» **Exercises to complete**:
**a.** Reproduce everything in the passage on the BitTorrent WebUI Firefox extension from "- Swing WebUI" down to "how it works.", word for word.
**b.** Write what comes next in the passage on the BitTorrent WebUI Firefox extension, picking up after its final sentence.

BitTorrent WebUI Firefox Extension
Supported Clients:
-
Azureus is supported through the following Remote Control plugins
- HTML WebUI
- AzSMRC (thanks to Damokles for all his help)
- Swing WebUI
- uTorrent
- Transmission v1.51 +
- Deluge v1.1.9 +
Why?
Since I use the HTML WebUI plugin to control Azureus (which I run headless on a Linux server) I got tired of always having to copy paste .torrent links to the upload form of Az's WebUI. So I made a Firefox extension which automatically downloads .torrent files and then uploads them to my Azureus WebUI. The result is pretty seamless, click on the download link of a bittorrent file and you receive a nice little message telling you if it worked or not.Here's how it works.

The extension registers itself as a content listener with Firefox, when a new channel is opened we are given the content-type of the channel, if the content-type is that of a .torrent file (application/x-bittorrent) then BitTorrent WebUI supplies an instance of StreamListener, effectively taking over the data transfer. Once the transfer is completed, the StreamListener calls back the extension passing it the channel data (the contents of the .torrent file).
The extension then requests a dispatcher from the dispatcher factory, the dispatcher factory returns a concrete dispatcher based on the BitTorrent client selected in the extension preferences. The dispatcher then creates a post request specifically for the selected web interface, and sends it to the URL of the web interface. The result of the POST request is then parsed and displayed using Firefox's alert service.
Early on I realised that I would get requests to support different BitTorrent clients and remote control plugins so I decided to design the extension so that it could easily accommodate these changes.

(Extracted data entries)
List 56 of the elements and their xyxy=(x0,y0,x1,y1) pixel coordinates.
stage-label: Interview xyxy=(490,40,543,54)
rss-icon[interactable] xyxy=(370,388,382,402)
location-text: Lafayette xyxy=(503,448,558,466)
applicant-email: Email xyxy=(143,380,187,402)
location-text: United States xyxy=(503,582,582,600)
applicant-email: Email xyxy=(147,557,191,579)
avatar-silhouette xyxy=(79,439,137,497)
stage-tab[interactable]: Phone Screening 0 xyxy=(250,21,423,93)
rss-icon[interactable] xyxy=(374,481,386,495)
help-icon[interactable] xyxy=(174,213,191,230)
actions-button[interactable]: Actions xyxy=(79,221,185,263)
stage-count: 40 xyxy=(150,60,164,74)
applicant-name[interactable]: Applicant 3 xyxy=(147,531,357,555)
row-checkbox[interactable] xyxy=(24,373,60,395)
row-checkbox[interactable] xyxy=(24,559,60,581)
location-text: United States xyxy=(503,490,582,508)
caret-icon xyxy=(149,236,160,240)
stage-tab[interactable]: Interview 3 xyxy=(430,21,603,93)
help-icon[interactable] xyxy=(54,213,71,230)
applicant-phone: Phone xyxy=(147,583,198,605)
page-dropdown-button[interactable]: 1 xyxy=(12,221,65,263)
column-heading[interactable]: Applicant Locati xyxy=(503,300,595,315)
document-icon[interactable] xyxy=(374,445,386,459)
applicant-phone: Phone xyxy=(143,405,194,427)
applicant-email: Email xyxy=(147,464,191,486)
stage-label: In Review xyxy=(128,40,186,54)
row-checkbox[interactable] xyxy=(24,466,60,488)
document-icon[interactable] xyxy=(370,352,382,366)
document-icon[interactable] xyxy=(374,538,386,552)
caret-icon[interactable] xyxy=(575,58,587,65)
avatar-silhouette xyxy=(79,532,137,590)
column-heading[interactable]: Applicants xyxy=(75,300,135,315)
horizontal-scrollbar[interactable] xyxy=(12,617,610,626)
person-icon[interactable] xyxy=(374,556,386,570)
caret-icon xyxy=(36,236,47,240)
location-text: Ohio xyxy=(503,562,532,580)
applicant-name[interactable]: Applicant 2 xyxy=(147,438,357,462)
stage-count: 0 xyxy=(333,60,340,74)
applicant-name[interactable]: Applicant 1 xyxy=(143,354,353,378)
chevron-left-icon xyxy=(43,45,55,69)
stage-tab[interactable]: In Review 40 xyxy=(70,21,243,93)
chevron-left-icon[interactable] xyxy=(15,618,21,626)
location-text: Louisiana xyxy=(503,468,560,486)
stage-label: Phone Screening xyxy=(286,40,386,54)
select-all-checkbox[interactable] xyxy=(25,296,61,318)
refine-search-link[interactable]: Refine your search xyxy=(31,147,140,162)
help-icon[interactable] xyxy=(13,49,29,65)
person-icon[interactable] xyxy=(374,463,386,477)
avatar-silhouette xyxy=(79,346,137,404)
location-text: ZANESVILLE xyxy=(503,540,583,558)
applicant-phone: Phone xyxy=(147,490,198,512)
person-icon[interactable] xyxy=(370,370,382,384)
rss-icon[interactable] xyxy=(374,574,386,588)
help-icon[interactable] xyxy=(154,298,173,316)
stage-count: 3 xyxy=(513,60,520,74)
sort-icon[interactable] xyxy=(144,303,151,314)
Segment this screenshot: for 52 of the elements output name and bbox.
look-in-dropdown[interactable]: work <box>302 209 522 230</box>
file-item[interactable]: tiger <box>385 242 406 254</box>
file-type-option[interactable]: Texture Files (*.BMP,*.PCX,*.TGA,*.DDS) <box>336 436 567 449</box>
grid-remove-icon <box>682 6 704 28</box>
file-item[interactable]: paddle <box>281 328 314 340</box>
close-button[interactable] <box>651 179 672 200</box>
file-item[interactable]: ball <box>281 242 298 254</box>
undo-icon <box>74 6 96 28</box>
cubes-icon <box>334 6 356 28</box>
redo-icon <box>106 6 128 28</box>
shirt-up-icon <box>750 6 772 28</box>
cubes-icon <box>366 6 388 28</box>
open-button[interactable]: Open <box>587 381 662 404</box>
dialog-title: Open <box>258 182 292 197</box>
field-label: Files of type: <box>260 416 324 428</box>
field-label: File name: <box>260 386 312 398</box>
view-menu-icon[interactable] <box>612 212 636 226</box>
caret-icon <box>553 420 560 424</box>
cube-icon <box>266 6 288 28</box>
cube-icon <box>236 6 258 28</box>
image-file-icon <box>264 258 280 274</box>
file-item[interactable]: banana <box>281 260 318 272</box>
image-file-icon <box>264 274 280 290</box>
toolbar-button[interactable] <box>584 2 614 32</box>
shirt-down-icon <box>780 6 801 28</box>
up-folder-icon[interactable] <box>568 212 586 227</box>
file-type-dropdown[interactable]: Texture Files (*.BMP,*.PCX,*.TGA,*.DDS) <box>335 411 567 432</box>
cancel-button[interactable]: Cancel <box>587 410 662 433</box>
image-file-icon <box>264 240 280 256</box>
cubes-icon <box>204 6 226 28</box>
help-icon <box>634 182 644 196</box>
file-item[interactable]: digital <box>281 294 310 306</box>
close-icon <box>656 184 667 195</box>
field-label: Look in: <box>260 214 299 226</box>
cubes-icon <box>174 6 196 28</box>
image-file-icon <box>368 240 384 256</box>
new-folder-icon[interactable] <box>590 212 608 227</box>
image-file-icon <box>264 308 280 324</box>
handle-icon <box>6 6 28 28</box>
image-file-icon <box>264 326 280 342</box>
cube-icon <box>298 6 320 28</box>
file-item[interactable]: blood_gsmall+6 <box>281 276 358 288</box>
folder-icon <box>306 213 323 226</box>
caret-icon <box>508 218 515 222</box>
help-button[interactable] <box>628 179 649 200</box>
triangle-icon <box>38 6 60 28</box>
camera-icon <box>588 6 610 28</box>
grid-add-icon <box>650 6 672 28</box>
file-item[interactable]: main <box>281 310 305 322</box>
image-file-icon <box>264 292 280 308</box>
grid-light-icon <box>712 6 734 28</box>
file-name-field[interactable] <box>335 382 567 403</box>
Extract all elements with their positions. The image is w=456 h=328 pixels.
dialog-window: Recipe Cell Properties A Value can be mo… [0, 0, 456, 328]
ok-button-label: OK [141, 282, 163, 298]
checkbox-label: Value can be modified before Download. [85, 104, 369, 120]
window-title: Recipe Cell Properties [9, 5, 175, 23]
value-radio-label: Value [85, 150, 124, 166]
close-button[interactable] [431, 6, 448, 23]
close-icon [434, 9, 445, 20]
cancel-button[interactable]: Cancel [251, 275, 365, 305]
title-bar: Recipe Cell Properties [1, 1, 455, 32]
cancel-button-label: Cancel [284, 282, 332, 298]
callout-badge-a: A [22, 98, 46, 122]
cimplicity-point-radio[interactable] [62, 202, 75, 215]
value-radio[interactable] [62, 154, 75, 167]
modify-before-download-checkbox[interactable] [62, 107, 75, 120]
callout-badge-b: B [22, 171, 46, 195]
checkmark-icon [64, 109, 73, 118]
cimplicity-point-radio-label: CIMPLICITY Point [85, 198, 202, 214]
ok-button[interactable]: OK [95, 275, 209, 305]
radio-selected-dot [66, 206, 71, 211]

» **Answer section**:
**a.**
- Swing WebUI
- uTorrent
- Transmission v1.51 +
- Deluge v1.1.9 +
Why?
Since I use the HTML WebUI plugin to control Azureus (which I run headless on a Linux server) I got tired of always having to copy paste .torrent links to the upload form of Az's WebUI. So I made a Firefox extension which automatically downloads .torrent files and then uploads them to my Azureus WebUI. The result is pretty seamless, click on the download link of a bittorrent file and you receive a nice little message telling you if it worked or not.Here's how it works.

**b.**
Here is an overview of the Dispatcher object hierarchy. (I'm using "object" here because classes don't really make sense in the context of JavaScript)

Each BitTorrent client / WebUI has its own dispatcher based on the prototype dispatcher object (kind of like a base class). Dispatchers use the Template Method Pattern to customize the process of creating a POST request containing the torrent file data.
Concrete Dispatcher objects can "hook" into 4 steps of creating and sending the torrent data
- createHTTPPost - where POST data is put into a buffer
- openRequest - most dispatchers don't overload this, it's where we set the server URL for the request
- setRequestHeader - this is where dispatchers can add HTTP headers to the request like "Content-Type: application/json"
- getResultParser - all dispatchers must overload this function and provide an object which can determine if the POST worked or not based on the server response
That way I can add support for a new client by writing one new file which defines a new dispatcher object and registers it with the dispatcher factory, no other modifications are necessary.